**THE REQUEST**
Give only one thing: the number of lines that include the word "العضو".

**STORED RECORDS**
----------------

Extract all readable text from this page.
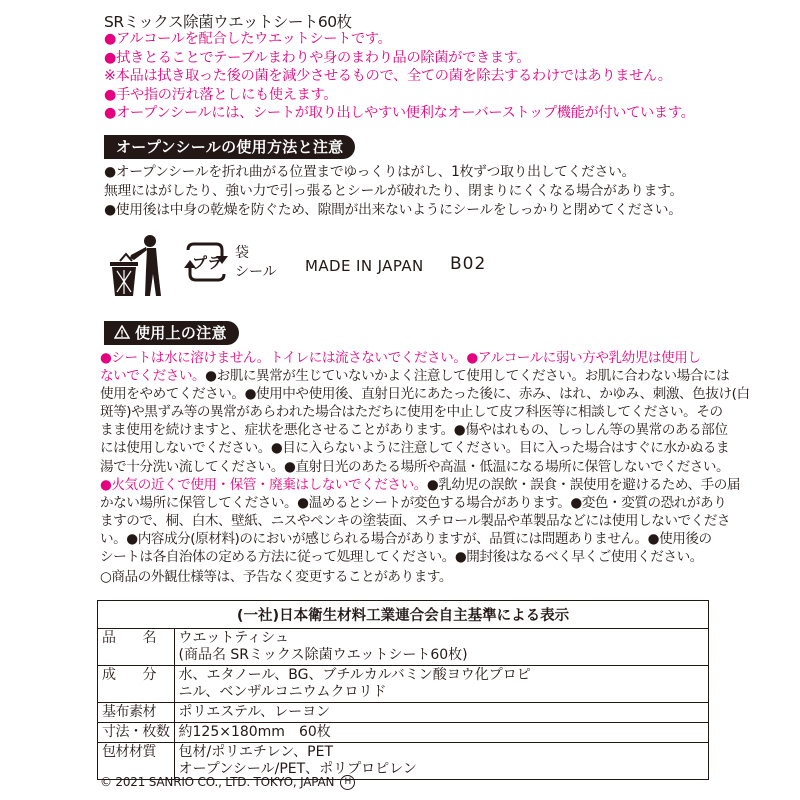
SRミックス除菌ウエットシート60枚
●アルコールを配合したウエットシートです。
●拭きとることでテーブルまわりや身のまわり品の除菌ができます。
※本品は拭き取った後の菌を減少させるもので、全ての菌を除去するわけではありません。
●手や指の汚れ落としにも使えます。
●オープンシールには、シートが取り出しやすい便利なオーバーストップ機能が付いています。
オープンシールの使用方法と注意
●オープンシールを折れ曲がる位置までゆっくりはがし、1枚ずつ取り出してください。
無理にはがしたり、強い力で引っ張るとシールが破れたり、閉まりにくくなる場合があります。
●使用後は中身の乾燥を防ぐため、隙間が出来ないようにシールをしっかりと閉めてください。
プラ
袋
シール MADE IN JAPAN B02
使用上の注意
●シートは水に溶けません。トイレには流さないでください。●アルコールに弱い方や乳幼児は使用し
ないでください。●お肌に異常が生じていないかよく注意して使用してください。お肌に合わない場合には
使用をやめてください。●使用中や使用後、直射日光にあたった後に、赤み、はれ、かゆみ、刺激、色抜け(白
斑等)や黒ずみ等の異常があらわれた場合はただちに使用を中止して皮フ科医等に相談してください。その
まま使用を続けますと、症状を悪化させることがあります。●傷やはれもの、しっしん等の異常のある部位
には使用しないでください。●目に入らないように注意してください。目に入った場合はすぐに水かぬるま
湯で十分洗い流してください。●直射日光のあたる場所や高温・低温になる場所に保管しないでください。
●火気の近くで使用・保管・廃棄はしないでください。●乳幼児の誤飲・誤食・誤使用を避けるため、手の届
かない場所に保管してください。●温めるとシートが変色する場合があります。●変色・変質の恐れがあり
ますので、桐、白木、壁紙、ニスやペンキの塗装面、スチロール製品や革製品などには使用しないでくださ
い。●内容成分(原材料)のにおいが感じられる場合がありますが、品質には問題ありません。●使用後の
シートは各自治体の定める方法に従って処理してください。●開封後はなるべく早くご使用ください。
○商品の外観仕様等は、予告なく変更することがあります。
(一社)日本衛生材料工業連合会自主基準による表示	
品　　名	ウエットティシュ
(商品名 SRミックス除菌ウエットシート60枚)
成　　分	水、エタノール、BG、ブチルカルバミン酸ヨウ化プロピ
ニル、ベンザルコニウムクロリド
基布素材	ポリエステル、レーヨン
寸法・枚数	約125×180mm　60枚
包材材質	包材/ポリエチレン、PET
オープンシール/PET、ポリプロピレン
© 2021 SANRIO CO., LTD. TOKYO, JAPAN H
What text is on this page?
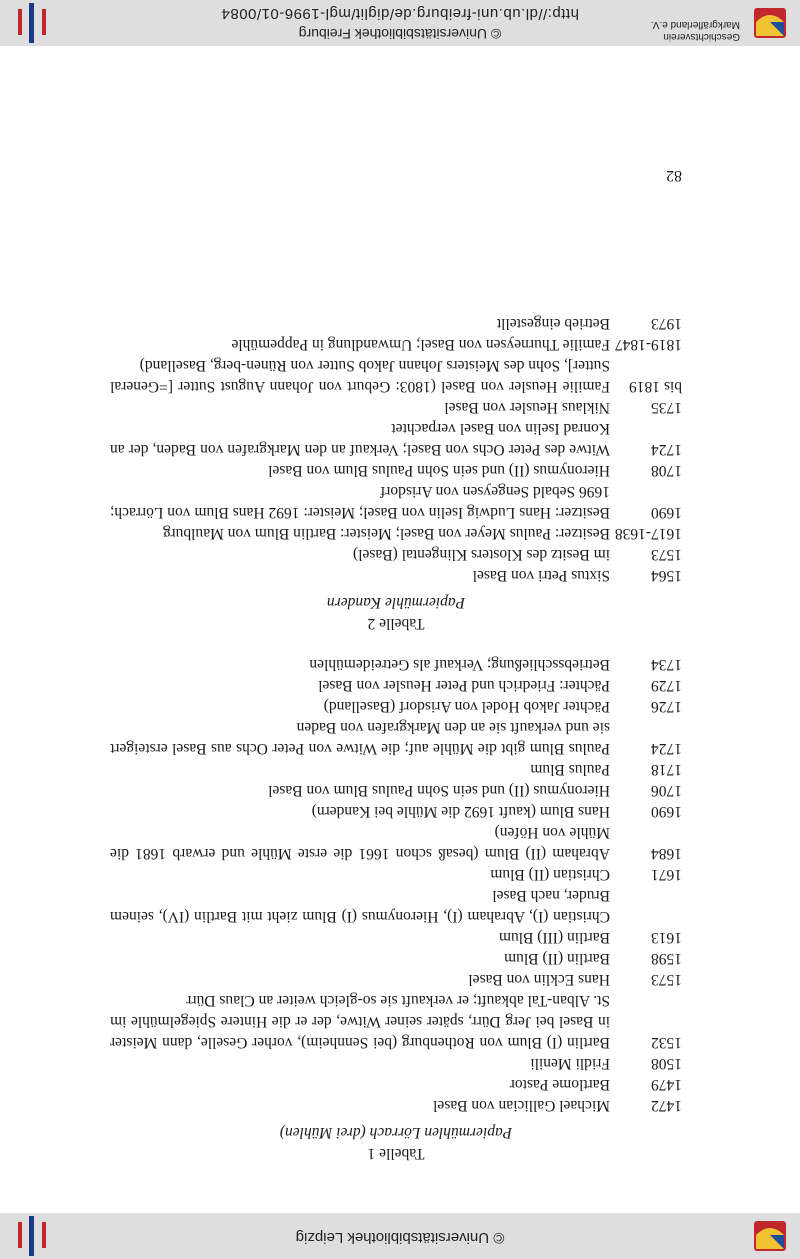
© Universitätsbibliothek Leipzig
Tabelle 1
Papiermühlen Lörrach (drei Mühlen)
1472
Michael Gallician von Basel
1479
Bartlome Pastor
1508
Fridli Menili
1532
Bartlin (I) Blum von Rothenburg (bei Sennheim), vorher Geselle, dann Meister in Basel bei Jerg Dürr, später seiner Witwe, der er die Hintere Spiegelmühle im St. Alban-Tal abkauft; er verkauft sie so-gleich weiter an Claus Dürr
1573
Hans Ecklin von Basel
1598
Bartlin (II) Blum
1613
Bartlin (III) Blum
Christian (I), Abraham (I), Hieronymus (I) Blum zieht mit Bartlin (IV), seinem Bruder, nach Basel
1671
Christian (II) Blum
1684
Abraham (II) Blum (besaß schon 1661 die erste Mühle und erwarb 1681 die Mühle von Höfen)
1690
Hans Blum (kauft 1692 die Mühle bei Kandern)
1706
Hieronymus (II) und sein Sohn Paulus Blum von Basel
1718
Paulus Blum
1724
Paulus Blum gibt die Mühle auf; die Witwe von Peter Ochs aus Basel ersteigert sie und verkauft sie an den Markgrafen von Baden
1726
Pächter Jakob Hodel von Arisdorf (Baselland)
1729
Pächter: Friedrich und Peter Heusler von Basel
1734
Betriebsschließung; Verkauf als Getreidemühlen
Tabelle 2
Papiermühle Kandern
1564
Sixtus Petri von Basel
1573
im Besitz des Klosters Klingental (Basel)
1617-1638
Besitzer: Paulus Meyer von Basel; Meister: Bartlin Blum von Maulburg
1690
Besitzer: Hans Ludwig Iselin von Basel; Meister: 1692 Hans Blum von Lörrach; 1696 Sebald Sengeysen von Arisdorf
1708
Hieronymus (II) und sein Sohn Paulus Blum von Basel
1724
Witwe des Peter Ochs von Basel; Verkauf an den Markgrafen von Baden, der an Konrad Iselin von Basel verpachtet
1735
Niklaus Heusler von Basel
bis 1819
Familie Heusler von Basel (1803: Geburt von Johann August Sutter [=General Sutter], Sohn des Meisters Johann Jakob Sutter von Rünen-berg, Baselland)
1819-1847
Familie Thurneysen von Basel; Umwandlung in Pappemühle
1973
Betrieb eingestellt
82
Geschichtsverein
Markgräflerland e.V.
© Universitätsbibliothek Freiburg
http://dl.ub.uni-freiburg.de/diglit/mgl-1996-01/0084
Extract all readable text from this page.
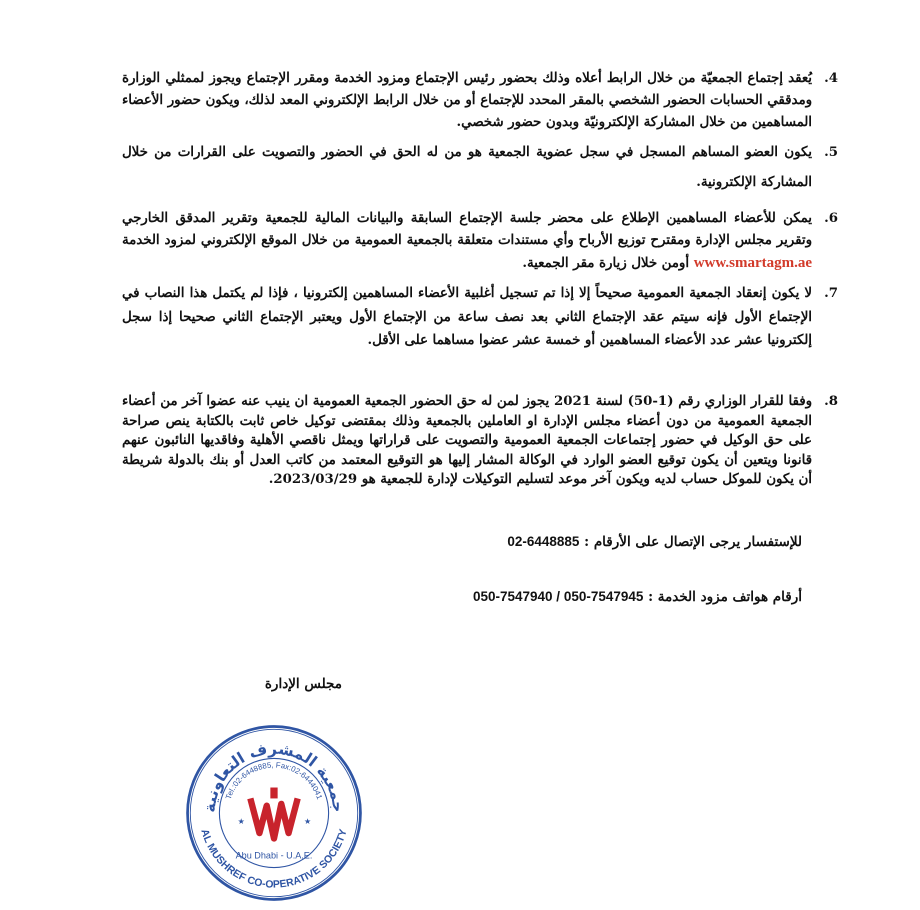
.4
يُعقد إجتماع الجمعيّة من خلال الرابط أعلاه وذلك بحضور رئيس الإجتماع ومزود الخدمة ومقرر الإجتماع ويجوز لممثلي الوزارة ومدققي الحسابات الحضور الشخصي بالمقر المحدد للإجتماع أو من خلال الرابط الإلكتروني المعد لذلك، ويكون حضور الأعضاء المساهمين من خلال المشاركة الإلكترونيّة وبدون حضور شخصي.
.5
يكون العضو المساهم المسجل في سجل عضوية الجمعية هو من له الحق في الحضور والتصويت على القرارات من خلال المشاركة الإلكترونية.
.6
يمكن للأعضاء المساهمين الإطلاع على محضر جلسة الإجتماع السابقة والبيانات المالية للجمعية وتقرير المدقق الخارجي وتقرير مجلس الإدارة ومقترح توزيع الأرباح وأي مستندات متعلقة بالجمعية العمومية من خلال الموقع الإلكتروني لمزود الخدمة www.smartagm.ae أومن خلال زيارة مقر الجمعية.
.7
لا يكون إنعقاد الجمعية العمومية صحيحاً إلا إذا تم تسجيل أغلبية الأعضاء المساهمين إلكترونيا ، فإذا لم يكتمل هذا النصاب في الإجتماع الأول فإنه سيتم عقد الإجتماع الثاني بعد نصف ساعة من الإجتماع الأول ويعتبر الإجتماع الثاني صحيحا إذا سجل إلكترونيا عشر عدد الأعضاء المساهمين أو خمسة عشر عضوا مساهما على الأقل.
.8
وفقا للقرار الوزاري رقم (1-50) لسنة 2021 يجوز لمن له حق الحضور الجمعية العمومية ان ينيب عنه عضوا آخر من أعضاء الجمعية العمومية من دون أعضاء مجلس الإدارة او العاملين بالجمعية وذلك بمقتضى توكيل خاص ثابت بالكتابة ينص صراحة على حق الوكيل في حضور إجتماعات الجمعية العمومية والتصويت على قراراتها ويمثل ناقصي الأهلية وفاقديها النائبون عنهم قانونا ويتعين أن يكون توقيع العضو الوارد في الوكالة المشار إليها هو التوقيع المعتمد من كاتب العدل أو بنك بالدولة شريطة أن يكون للموكل حساب لديه ويكون آخر موعد لتسليم التوكيلات لإدارة للجمعية هو 2023/03/29.
للإستفسار يرجى الإتصال على الأرقام : 02-6448885
أرقام هواتف مزود الخدمة : 050-7547940 / 050-7547945
مجلس الإدارة
جمعية المشرف التعاونية
AL MUSHREF CO-OPERATIVE SOCIETY
Tel.:02-6448885, Fax:02-6444041
Abu Dhabi - U.A.E.
★	★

----------------

**EXERCISE SOLUTION**
2